STATED EXERCISE:
Please output the lines shown below exactly as they appear.

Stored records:
____

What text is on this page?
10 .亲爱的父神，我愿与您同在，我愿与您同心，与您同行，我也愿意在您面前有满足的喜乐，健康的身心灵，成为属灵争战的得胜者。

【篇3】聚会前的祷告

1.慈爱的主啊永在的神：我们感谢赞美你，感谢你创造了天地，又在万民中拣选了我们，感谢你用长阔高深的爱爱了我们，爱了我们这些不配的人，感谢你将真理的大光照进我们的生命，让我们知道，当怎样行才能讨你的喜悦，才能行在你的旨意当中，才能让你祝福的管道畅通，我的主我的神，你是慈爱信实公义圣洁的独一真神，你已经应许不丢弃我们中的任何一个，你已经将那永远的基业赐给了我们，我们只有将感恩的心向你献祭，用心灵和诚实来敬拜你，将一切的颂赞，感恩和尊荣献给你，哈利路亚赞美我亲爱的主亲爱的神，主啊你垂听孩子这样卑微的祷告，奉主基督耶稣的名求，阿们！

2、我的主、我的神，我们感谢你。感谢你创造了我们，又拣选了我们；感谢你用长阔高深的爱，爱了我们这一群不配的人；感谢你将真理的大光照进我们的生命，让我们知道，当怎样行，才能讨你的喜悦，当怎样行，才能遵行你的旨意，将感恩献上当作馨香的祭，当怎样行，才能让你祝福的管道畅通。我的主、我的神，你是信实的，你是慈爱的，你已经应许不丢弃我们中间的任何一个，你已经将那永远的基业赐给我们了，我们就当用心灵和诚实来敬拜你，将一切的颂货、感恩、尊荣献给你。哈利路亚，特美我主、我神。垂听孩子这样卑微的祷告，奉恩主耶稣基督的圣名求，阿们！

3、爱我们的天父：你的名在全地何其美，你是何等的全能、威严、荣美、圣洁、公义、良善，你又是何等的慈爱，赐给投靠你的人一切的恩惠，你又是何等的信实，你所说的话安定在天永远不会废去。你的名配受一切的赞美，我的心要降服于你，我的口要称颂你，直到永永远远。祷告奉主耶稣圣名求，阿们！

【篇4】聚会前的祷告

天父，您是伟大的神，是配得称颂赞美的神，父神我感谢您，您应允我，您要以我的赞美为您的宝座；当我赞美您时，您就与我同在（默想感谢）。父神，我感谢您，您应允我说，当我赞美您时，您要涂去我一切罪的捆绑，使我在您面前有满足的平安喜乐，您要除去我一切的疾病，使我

____

EXERCISE RESULT:
What text is on this page?
10 .亲爱的父神，我愿与您同在，我愿与您同心，与您同行，我也愿意在您面前有满足的喜乐，健康的身心灵，成为属灵争战的得胜者。

【篇3】聚会前的祷告

1.慈爱的主啊永在的神：我们感谢赞美你，感谢你创造了天地，又在万民中拣选了我们，感谢你用长阔高深的爱爱了我们，爱了我们这些不配的人，感谢你将真理的大光照进我们的生命，让我们知道，当怎样行才能讨你的喜悦，才能行在你的旨意当中，才能让你祝福的管道畅通，我的主我的神，你是慈爱信实公义圣洁的独一真神，你已经应许不丢弃我们中的任何一个，你已经将那永远的基业赐给了我们，我们只有将感恩的心向你献祭，用心灵和诚实来敬拜你，将一切的颂赞，感恩和尊荣献给你，哈利路亚赞美我亲爱的主亲爱的神，主啊你垂听孩子这样卑微的祷告，奉主基督耶稣的名求，阿们！

2、我的主、我的神，我们感谢你。感谢你创造了我们，又拣选了我们；感谢你用长阔高深的爱，爱了我们这一群不配的人；感谢你将真理的大光照进我们的生命，让我们知道，当怎样行，才能讨你的喜悦，当怎样行，才能遵行你的旨意，将感恩献上当作馨香的祭，当怎样行，才能让你祝福的管道畅通。我的主、我的神，你是信实的，你是慈爱的，你已经应许不丢弃我们中间的任何一个，你已经将那永远的基业赐给我们了，我们就当用心灵和诚实来敬拜你，将一切的颂货、感恩、尊荣献给你。哈利路亚，特美我主、我神。垂听孩子这样卑微的祷告，奉恩主耶稣基督的圣名求，阿们！

3、爱我们的天父：你的名在全地何其美，你是何等的全能、威严、荣美、圣洁、公义、良善，你又是何等的慈爱，赐给投靠你的人一切的恩惠，你又是何等的信实，你所说的话安定在天永远不会废去。你的名配受一切的赞美，我的心要降服于你，我的口要称颂你，直到永永远远。祷告奉主耶稣圣名求，阿们！

【篇4】聚会前的祷告

天父，您是伟大的神，是配得称颂赞美的神，父神我感谢您，您应允我，您要以我的赞美为您的宝座；当我赞美您时，您就与我同在（默想感谢）。父神，我感谢您，您应允我说，当我赞美您时，您要涂去我一切罪的捆绑，使我在您面前有满足的平安喜乐，您要除去我一切的疾病，使我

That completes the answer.